Records excerpted from a collection:
◇ ◇ ◇
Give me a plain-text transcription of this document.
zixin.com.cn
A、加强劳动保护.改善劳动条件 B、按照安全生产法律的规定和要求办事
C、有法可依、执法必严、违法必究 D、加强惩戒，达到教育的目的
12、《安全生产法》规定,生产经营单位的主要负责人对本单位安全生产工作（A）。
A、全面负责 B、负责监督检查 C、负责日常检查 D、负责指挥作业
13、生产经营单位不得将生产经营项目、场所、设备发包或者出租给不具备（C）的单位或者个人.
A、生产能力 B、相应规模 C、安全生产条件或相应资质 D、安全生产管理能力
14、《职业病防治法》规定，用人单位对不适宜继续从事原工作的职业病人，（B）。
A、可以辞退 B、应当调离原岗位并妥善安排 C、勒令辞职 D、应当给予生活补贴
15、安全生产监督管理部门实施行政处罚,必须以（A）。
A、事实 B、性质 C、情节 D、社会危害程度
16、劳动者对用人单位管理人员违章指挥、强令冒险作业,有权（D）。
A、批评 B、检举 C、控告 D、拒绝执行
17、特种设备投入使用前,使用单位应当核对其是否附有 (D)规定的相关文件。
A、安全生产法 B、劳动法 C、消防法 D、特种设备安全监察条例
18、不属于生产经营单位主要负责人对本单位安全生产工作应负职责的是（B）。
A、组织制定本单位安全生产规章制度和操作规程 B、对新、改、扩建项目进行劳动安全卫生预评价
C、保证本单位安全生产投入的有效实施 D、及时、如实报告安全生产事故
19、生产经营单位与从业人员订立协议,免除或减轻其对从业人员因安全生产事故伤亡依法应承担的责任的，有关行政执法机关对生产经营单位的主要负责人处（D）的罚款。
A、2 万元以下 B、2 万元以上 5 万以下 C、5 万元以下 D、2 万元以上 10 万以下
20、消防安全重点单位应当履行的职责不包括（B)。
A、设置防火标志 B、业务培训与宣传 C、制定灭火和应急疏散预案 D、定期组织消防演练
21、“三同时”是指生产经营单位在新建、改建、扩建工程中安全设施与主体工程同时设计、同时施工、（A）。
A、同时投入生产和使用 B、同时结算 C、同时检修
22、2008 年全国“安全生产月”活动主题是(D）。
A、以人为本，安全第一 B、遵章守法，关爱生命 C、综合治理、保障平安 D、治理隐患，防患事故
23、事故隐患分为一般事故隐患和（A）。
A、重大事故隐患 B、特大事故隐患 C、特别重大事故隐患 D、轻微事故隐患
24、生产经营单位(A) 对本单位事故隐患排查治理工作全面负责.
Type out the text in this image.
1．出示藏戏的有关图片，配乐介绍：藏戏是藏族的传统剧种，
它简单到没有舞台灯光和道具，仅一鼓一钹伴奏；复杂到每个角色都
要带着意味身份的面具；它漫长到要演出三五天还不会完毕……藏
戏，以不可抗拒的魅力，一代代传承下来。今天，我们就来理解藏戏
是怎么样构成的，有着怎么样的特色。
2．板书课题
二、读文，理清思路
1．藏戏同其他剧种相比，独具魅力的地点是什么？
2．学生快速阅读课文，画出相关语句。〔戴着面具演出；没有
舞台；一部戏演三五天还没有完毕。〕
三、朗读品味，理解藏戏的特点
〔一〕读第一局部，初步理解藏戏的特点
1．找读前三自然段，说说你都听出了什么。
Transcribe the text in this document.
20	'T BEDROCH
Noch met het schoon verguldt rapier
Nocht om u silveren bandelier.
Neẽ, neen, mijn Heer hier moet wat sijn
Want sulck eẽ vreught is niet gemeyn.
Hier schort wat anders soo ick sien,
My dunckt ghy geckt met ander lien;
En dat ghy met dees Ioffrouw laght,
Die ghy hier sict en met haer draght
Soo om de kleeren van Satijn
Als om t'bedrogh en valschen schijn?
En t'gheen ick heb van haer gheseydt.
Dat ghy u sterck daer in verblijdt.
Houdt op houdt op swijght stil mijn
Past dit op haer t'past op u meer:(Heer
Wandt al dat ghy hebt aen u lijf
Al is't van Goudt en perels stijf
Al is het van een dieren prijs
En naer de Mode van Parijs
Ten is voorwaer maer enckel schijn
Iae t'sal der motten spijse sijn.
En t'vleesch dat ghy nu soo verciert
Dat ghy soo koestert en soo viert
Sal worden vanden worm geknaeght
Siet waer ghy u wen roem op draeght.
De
◇ ◇ ◇
Gather and copy every line of the data in which the string "this" is found.

Give me a plain-text transcription of this document.
Type out the text in this image.
Transcribe the text in this document.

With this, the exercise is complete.